Lines of data
»»

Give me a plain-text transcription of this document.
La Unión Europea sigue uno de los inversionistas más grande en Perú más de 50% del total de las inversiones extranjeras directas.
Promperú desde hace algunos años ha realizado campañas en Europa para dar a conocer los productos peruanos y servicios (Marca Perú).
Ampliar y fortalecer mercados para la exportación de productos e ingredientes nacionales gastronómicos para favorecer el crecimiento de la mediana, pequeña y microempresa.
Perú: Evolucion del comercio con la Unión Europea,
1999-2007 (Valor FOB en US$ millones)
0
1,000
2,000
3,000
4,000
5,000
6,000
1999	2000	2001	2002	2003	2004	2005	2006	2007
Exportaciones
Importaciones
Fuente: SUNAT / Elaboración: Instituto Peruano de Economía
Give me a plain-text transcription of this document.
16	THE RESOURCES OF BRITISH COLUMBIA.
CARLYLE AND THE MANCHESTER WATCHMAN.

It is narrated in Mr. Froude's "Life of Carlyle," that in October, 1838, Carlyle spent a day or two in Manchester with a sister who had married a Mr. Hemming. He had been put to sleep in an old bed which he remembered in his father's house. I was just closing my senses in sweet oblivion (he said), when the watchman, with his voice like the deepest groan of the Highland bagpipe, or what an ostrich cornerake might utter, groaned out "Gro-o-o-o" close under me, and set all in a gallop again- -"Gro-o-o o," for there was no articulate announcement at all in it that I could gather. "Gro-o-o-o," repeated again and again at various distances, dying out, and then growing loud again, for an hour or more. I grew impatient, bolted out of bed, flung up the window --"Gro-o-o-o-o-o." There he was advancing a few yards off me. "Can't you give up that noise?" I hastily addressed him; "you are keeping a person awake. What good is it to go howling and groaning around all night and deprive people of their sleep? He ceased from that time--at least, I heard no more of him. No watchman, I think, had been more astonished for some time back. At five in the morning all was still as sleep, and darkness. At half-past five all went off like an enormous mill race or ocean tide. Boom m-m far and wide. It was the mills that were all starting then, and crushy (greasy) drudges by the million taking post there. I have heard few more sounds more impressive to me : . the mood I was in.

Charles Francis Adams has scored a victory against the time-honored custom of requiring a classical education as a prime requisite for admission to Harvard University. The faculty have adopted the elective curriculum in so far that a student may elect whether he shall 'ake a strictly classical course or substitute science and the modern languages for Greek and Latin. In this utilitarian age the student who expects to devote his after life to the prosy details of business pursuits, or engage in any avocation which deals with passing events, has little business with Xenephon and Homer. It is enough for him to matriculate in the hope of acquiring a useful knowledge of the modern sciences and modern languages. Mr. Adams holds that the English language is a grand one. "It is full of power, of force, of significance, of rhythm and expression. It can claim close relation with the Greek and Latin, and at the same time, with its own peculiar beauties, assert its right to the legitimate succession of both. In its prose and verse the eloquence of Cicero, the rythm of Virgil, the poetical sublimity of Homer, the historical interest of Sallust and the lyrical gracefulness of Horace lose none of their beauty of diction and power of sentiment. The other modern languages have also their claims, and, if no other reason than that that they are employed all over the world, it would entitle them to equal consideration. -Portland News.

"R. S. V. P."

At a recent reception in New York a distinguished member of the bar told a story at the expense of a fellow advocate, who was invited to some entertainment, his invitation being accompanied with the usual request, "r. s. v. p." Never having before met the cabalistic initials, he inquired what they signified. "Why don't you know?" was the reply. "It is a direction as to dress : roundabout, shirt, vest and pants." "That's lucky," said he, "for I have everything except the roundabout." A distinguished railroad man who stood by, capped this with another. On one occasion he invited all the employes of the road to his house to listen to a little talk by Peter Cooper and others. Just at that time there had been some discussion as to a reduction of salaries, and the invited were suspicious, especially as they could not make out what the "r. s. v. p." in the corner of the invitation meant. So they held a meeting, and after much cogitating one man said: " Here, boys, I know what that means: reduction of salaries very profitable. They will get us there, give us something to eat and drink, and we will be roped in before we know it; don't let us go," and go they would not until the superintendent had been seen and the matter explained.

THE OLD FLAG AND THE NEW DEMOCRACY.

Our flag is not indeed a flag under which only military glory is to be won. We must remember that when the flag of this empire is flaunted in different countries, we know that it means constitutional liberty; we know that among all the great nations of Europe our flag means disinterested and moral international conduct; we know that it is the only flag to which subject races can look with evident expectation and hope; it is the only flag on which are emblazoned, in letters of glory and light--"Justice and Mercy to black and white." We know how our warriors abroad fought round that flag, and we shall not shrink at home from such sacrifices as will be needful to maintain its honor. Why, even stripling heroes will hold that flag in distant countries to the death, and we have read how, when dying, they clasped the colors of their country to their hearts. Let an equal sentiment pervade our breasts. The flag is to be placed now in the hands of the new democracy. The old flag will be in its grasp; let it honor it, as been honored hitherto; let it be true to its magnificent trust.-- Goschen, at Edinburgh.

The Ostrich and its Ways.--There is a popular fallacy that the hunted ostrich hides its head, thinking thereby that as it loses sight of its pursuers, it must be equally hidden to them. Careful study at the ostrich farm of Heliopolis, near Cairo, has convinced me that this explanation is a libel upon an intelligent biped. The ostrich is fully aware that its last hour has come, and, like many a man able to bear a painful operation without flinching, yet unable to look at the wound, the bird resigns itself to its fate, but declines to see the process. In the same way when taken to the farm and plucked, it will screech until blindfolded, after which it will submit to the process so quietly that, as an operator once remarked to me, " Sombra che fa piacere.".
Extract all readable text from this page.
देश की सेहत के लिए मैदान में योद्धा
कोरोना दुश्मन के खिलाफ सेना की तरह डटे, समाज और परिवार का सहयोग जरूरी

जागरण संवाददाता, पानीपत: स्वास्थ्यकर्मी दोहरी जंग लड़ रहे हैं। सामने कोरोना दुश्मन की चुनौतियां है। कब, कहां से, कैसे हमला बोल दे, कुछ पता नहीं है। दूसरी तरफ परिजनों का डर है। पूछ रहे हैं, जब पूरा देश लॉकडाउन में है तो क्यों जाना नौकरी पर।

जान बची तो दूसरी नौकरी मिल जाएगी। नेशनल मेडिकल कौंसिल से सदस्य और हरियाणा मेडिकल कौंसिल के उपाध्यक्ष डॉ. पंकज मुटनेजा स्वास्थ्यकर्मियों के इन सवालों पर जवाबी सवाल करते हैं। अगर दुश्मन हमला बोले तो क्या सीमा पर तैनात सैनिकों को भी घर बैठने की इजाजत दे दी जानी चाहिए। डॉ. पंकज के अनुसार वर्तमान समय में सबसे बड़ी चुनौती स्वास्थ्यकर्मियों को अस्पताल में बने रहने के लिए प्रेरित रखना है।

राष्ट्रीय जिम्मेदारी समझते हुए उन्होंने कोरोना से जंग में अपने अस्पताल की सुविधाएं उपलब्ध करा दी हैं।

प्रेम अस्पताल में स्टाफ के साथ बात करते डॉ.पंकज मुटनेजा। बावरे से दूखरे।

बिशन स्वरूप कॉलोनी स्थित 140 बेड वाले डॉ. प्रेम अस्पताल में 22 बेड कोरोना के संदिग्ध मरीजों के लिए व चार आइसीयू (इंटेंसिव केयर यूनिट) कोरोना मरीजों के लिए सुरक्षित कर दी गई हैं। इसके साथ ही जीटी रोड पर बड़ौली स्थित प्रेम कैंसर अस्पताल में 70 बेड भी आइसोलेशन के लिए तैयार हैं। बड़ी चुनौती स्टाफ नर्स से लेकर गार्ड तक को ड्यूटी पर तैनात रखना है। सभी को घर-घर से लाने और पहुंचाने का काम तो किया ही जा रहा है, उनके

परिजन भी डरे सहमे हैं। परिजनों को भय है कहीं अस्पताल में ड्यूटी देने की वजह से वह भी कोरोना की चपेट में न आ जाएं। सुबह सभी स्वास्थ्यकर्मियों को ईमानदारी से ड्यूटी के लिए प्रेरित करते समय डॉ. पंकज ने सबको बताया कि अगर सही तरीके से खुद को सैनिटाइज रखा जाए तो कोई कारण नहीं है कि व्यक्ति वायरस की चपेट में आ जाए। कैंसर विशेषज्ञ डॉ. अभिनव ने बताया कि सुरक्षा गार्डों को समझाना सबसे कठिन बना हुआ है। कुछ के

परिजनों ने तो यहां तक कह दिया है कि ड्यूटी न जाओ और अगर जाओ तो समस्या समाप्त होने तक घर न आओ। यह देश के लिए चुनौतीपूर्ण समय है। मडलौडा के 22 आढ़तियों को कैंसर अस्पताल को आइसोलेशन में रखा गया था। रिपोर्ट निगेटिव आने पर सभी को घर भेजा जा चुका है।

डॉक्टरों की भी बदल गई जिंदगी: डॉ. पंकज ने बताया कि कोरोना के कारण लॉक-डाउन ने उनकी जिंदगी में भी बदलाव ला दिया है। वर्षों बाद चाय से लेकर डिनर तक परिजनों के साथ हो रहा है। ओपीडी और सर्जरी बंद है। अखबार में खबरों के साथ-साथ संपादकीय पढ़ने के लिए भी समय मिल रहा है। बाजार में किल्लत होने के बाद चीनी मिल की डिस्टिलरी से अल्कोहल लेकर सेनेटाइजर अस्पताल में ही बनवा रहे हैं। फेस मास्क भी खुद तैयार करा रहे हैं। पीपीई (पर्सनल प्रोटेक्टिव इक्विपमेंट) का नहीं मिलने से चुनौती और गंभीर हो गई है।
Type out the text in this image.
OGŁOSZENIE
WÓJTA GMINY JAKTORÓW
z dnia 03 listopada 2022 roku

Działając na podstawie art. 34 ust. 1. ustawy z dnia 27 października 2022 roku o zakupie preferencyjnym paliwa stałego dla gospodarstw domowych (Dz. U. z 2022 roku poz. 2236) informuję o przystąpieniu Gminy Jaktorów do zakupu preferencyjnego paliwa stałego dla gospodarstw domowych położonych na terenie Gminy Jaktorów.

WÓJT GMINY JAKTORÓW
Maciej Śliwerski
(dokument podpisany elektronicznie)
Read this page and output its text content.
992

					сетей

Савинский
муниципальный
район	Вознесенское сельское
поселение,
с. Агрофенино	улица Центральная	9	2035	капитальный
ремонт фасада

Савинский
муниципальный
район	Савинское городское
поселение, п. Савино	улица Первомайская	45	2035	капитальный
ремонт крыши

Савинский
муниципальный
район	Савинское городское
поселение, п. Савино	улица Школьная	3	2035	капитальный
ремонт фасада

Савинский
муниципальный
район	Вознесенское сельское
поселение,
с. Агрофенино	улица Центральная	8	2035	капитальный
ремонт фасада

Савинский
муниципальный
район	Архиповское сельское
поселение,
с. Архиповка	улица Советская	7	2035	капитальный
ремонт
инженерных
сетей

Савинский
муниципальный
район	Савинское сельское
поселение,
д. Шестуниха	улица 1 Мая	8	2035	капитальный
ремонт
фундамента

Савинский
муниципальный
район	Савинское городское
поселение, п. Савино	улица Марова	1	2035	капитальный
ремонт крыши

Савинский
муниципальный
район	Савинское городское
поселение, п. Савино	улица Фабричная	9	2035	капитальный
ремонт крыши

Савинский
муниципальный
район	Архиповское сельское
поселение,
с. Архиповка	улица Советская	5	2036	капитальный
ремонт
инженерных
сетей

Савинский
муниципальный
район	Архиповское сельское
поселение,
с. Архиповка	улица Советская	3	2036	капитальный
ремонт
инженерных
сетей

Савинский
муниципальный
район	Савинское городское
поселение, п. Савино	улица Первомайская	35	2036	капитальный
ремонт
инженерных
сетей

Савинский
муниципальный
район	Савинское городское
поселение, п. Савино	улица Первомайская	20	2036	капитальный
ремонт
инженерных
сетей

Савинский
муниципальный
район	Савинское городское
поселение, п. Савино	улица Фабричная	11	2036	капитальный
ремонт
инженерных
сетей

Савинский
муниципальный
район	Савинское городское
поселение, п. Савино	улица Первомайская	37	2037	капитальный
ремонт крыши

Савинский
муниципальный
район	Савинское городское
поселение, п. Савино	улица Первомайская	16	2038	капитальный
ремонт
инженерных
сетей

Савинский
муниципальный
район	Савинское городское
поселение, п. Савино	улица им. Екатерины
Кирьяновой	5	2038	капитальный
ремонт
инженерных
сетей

««

■ **Instruction**:
Tally the lines containing "Агрофенино". Provide the number without any other words.

■ **Reply to the exercise**:
2